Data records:
******************************

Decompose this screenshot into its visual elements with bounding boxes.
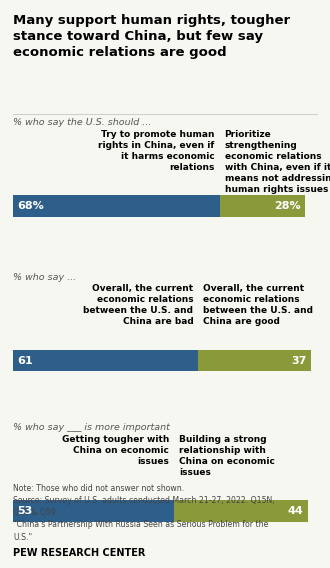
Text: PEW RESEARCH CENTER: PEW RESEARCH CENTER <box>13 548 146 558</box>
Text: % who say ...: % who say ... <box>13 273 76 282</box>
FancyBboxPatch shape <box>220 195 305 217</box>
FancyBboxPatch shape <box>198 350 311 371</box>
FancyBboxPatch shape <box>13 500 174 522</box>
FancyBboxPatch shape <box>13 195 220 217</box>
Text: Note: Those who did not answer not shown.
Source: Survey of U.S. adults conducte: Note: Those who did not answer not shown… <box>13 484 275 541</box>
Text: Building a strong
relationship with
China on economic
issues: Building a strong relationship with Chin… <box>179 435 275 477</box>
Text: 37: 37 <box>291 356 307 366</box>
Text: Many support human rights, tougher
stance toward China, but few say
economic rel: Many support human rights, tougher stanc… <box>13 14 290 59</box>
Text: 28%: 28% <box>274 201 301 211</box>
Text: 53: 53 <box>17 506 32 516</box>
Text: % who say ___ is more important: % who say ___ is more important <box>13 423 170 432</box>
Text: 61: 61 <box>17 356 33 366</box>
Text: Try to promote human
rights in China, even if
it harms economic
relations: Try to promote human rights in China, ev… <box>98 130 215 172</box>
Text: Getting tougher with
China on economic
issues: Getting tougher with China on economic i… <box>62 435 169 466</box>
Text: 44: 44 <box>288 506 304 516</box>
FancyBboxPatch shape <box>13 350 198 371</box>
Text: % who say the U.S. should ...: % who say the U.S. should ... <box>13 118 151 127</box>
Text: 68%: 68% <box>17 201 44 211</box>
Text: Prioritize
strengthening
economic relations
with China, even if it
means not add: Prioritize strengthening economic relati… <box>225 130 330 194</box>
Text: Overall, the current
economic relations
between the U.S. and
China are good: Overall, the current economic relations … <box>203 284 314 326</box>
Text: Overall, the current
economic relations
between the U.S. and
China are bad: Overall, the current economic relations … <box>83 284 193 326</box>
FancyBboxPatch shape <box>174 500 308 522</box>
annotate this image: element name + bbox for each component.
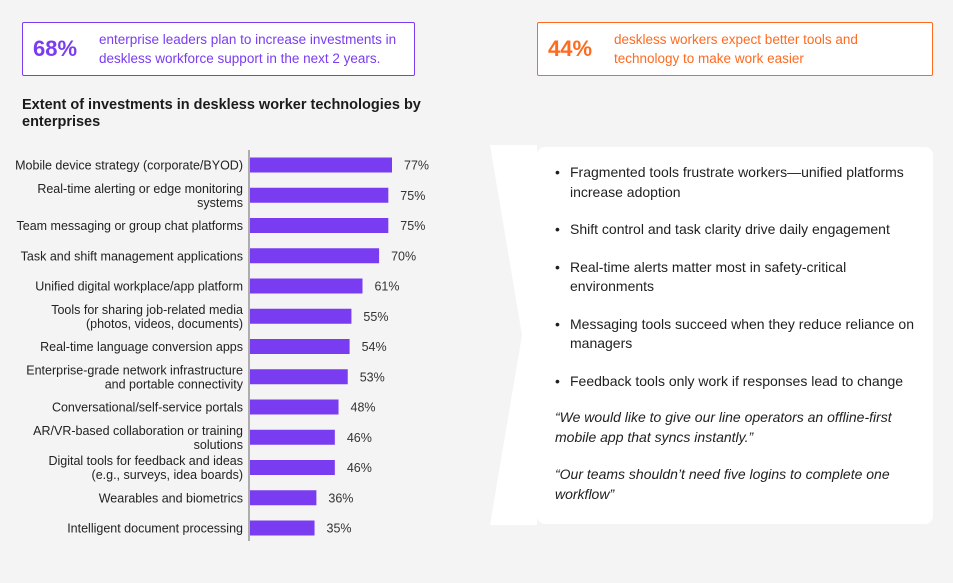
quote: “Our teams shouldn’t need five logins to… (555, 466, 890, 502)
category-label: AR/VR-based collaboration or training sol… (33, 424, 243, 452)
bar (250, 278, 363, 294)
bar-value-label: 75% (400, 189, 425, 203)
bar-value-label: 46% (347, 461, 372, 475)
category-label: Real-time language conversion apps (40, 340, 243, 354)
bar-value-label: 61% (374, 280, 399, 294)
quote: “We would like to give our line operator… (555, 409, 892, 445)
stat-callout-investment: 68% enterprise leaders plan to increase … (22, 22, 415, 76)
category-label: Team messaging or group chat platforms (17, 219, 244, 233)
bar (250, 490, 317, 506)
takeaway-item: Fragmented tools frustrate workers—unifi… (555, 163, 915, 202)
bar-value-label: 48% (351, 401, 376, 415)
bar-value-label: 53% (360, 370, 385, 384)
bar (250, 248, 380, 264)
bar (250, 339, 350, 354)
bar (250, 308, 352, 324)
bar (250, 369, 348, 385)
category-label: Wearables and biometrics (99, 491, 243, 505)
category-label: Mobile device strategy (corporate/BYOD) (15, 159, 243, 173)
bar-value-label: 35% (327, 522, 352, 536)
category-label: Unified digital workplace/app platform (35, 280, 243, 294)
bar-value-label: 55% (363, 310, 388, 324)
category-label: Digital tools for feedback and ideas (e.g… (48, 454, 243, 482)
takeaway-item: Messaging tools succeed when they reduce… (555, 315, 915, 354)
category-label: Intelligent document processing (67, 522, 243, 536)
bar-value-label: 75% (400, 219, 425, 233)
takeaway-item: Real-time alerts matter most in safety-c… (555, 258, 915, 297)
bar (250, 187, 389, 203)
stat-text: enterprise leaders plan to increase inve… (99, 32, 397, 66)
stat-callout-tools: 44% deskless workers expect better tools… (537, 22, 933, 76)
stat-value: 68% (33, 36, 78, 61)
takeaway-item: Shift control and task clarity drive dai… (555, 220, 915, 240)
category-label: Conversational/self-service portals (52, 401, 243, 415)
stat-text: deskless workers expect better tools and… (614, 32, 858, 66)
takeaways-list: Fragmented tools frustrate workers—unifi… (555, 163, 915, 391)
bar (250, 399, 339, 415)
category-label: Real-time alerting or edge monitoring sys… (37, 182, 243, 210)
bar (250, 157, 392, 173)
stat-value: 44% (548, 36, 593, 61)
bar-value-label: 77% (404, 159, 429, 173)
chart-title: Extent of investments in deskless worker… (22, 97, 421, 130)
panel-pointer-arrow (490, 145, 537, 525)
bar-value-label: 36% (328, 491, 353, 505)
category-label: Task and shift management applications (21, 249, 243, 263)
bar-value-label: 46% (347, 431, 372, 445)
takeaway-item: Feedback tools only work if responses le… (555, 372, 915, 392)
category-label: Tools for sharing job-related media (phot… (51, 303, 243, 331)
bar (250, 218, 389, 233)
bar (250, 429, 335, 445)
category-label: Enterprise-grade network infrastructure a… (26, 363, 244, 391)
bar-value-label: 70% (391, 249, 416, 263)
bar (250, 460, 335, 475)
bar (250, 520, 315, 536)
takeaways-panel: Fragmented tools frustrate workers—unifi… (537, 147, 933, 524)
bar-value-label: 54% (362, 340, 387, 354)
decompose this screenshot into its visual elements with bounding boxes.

******************************

**REQUIRED WORK**.
Output these lines exactly as they appear, leaving out the pictures.

**TASK SOLUTION**.
Decompose this screenshot into its visual elements with bounding boxes.
Text: PEW RESEARCH CENTER: PEW RESEARCH CENTER <box>13 548 146 558</box>
Text: % who say ...: % who say ... <box>13 273 76 282</box>
FancyBboxPatch shape <box>220 195 305 217</box>
FancyBboxPatch shape <box>198 350 311 371</box>
FancyBboxPatch shape <box>13 500 174 522</box>
FancyBboxPatch shape <box>13 195 220 217</box>
Text: Note: Those who did not answer not shown.
Source: Survey of U.S. adults conducte: Note: Those who did not answer not shown… <box>13 484 275 541</box>
Text: Building a strong
relationship with
China on economic
issues: Building a strong relationship with Chin… <box>179 435 275 477</box>
Text: 37: 37 <box>291 356 307 366</box>
Text: Many support human rights, tougher
stance toward China, but few say
economic rel: Many support human rights, tougher stanc… <box>13 14 290 59</box>
Text: 28%: 28% <box>274 201 301 211</box>
Text: 53: 53 <box>17 506 32 516</box>
Text: % who say ___ is more important: % who say ___ is more important <box>13 423 170 432</box>
Text: 61: 61 <box>17 356 33 366</box>
Text: Try to promote human
rights in China, even if
it harms economic
relations: Try to promote human rights in China, ev… <box>98 130 215 172</box>
Text: Getting tougher with
China on economic
issues: Getting tougher with China on economic i… <box>62 435 169 466</box>
Text: 44: 44 <box>288 506 304 516</box>
FancyBboxPatch shape <box>13 350 198 371</box>
Text: % who say the U.S. should ...: % who say the U.S. should ... <box>13 118 151 127</box>
Text: 68%: 68% <box>17 201 44 211</box>
Text: Prioritize
strengthening
economic relations
with China, even if it
means not add: Prioritize strengthening economic relati… <box>225 130 330 194</box>
Text: Overall, the current
economic relations
between the U.S. and
China are good: Overall, the current economic relations … <box>203 284 314 326</box>
Text: Overall, the current
economic relations
between the U.S. and
China are bad: Overall, the current economic relations … <box>83 284 193 326</box>
FancyBboxPatch shape <box>174 500 308 522</box>
annotate this image: element name + bbox for each component.
quote: “Our teams shouldn’t need five logins to… (555, 466, 890, 502)
category-label: AR/VR-based collaboration or training sol… (33, 424, 243, 452)
bar (250, 278, 363, 294)
bar-value-label: 75% (400, 189, 425, 203)
bar-value-label: 46% (347, 461, 372, 475)
category-label: Real-time language conversion apps (40, 340, 243, 354)
bar-value-label: 61% (374, 280, 399, 294)
quote: “We would like to give our line operator… (555, 409, 892, 445)
stat-callout-investment: 68% enterprise leaders plan to increase … (22, 22, 415, 76)
category-label: Team messaging or group chat platforms (17, 219, 244, 233)
bar (250, 490, 317, 506)
takeaway-item: Fragmented tools frustrate workers—unifi… (555, 163, 915, 202)
bar-value-label: 48% (351, 401, 376, 415)
bar-value-label: 53% (360, 370, 385, 384)
bar (250, 248, 380, 264)
bar (250, 339, 350, 354)
bar (250, 308, 352, 324)
bar (250, 369, 348, 385)
category-label: Wearables and biometrics (99, 491, 243, 505)
category-label: Mobile device strategy (corporate/BYOD) (15, 159, 243, 173)
bar-value-label: 35% (327, 522, 352, 536)
category-label: Unified digital workplace/app platform (35, 280, 243, 294)
bar-value-label: 55% (363, 310, 388, 324)
category-label: Digital tools for feedback and ideas (e.g… (48, 454, 243, 482)
takeaway-item: Messaging tools succeed when they reduce… (555, 315, 915, 354)
category-label: Intelligent document processing (67, 522, 243, 536)
bar-value-label: 75% (400, 219, 425, 233)
takeaway-item: Real-time alerts matter most in safety-c… (555, 258, 915, 297)
bar (250, 187, 389, 203)
stat-text: enterprise leaders plan to increase inve… (99, 32, 397, 66)
stat-callout-tools: 44% deskless workers expect better tools… (537, 22, 933, 76)
stat-value: 68% (33, 36, 78, 61)
takeaway-item: Shift control and task clarity drive dai… (555, 220, 915, 240)
category-label: Conversational/self-service portals (52, 401, 243, 415)
stat-text: deskless workers expect better tools and… (614, 32, 858, 66)
takeaways-list: Fragmented tools frustrate workers—unifi… (555, 163, 915, 391)
bar (250, 399, 339, 415)
category-label: Real-time alerting or edge monitoring sys… (37, 182, 243, 210)
bar (250, 157, 392, 173)
stat-value: 44% (548, 36, 593, 61)
bar-value-label: 77% (404, 159, 429, 173)
chart-title: Extent of investments in deskless worker… (22, 97, 421, 130)
panel-pointer-arrow (490, 145, 537, 525)
bar-value-label: 36% (328, 491, 353, 505)
category-label: Task and shift management applications (21, 249, 243, 263)
bar-value-label: 46% (347, 431, 372, 445)
takeaway-item: Feedback tools only work if responses le… (555, 372, 915, 392)
category-label: Tools for sharing job-related media (phot… (51, 303, 243, 331)
bar (250, 218, 389, 233)
bar (250, 429, 335, 445)
category-label: Enterprise-grade network infrastructure a… (26, 363, 244, 391)
bar-value-label: 70% (391, 249, 416, 263)
bar (250, 460, 335, 475)
bar (250, 520, 315, 536)
takeaways-panel: Fragmented tools frustrate workers—unifi… (537, 147, 933, 524)
bar-value-label: 54% (362, 340, 387, 354)
decompose this screenshot into its visual elements with bounding boxes.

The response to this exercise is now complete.